§ INSTRUCTIONS FOR THE TASK
Return every entry exactly as written.
....
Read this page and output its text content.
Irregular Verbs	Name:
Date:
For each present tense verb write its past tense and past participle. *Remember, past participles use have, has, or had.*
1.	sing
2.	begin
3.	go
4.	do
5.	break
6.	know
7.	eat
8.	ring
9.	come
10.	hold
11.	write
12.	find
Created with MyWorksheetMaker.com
....
§ RESULT OF THIS EXERCISE
Read this page and output its text content.
Irregular Verbs	Name:
Date:
For each present tense verb write its past tense and past participle. *Remember, past participles use have, has, or had.*
1.	sing
2.	begin
3.	go
4.	do
5.	break
6.	know
7.	eat
8.	ring
9.	come
10.	hold
11.	write
12.	find
Created with MyWorksheetMaker.com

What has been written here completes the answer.